WRITTEN REQUEST ->
Count the lines in the rows below that contain the string "распределения", treating uppercase and lowercase as different. Reply with the number alone.

RECORDS SHOWN ->
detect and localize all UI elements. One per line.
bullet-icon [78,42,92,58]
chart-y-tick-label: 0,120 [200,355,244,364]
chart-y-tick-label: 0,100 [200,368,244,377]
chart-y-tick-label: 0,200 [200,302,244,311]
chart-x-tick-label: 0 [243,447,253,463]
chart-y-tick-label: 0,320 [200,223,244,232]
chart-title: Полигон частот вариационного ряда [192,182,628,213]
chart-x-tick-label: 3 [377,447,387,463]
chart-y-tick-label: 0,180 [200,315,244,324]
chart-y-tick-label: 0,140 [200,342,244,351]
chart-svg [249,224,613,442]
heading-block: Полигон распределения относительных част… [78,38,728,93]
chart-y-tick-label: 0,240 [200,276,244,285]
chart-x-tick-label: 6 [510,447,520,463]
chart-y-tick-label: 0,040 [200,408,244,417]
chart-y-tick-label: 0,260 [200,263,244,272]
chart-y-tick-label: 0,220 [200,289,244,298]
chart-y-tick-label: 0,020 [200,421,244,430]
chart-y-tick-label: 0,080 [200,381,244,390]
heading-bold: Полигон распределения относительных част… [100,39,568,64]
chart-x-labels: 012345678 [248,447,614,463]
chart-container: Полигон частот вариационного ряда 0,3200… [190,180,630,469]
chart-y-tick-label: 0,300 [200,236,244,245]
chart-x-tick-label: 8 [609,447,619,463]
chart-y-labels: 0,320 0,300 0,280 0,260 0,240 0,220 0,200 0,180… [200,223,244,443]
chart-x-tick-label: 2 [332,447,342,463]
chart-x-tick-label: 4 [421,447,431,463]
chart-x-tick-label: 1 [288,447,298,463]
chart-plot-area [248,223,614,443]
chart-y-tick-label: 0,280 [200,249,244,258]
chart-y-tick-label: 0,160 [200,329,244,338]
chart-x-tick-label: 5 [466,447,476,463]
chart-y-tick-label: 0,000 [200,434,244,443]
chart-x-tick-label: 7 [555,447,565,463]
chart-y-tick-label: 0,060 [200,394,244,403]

ANSWER TO THE EXERCISE ->
2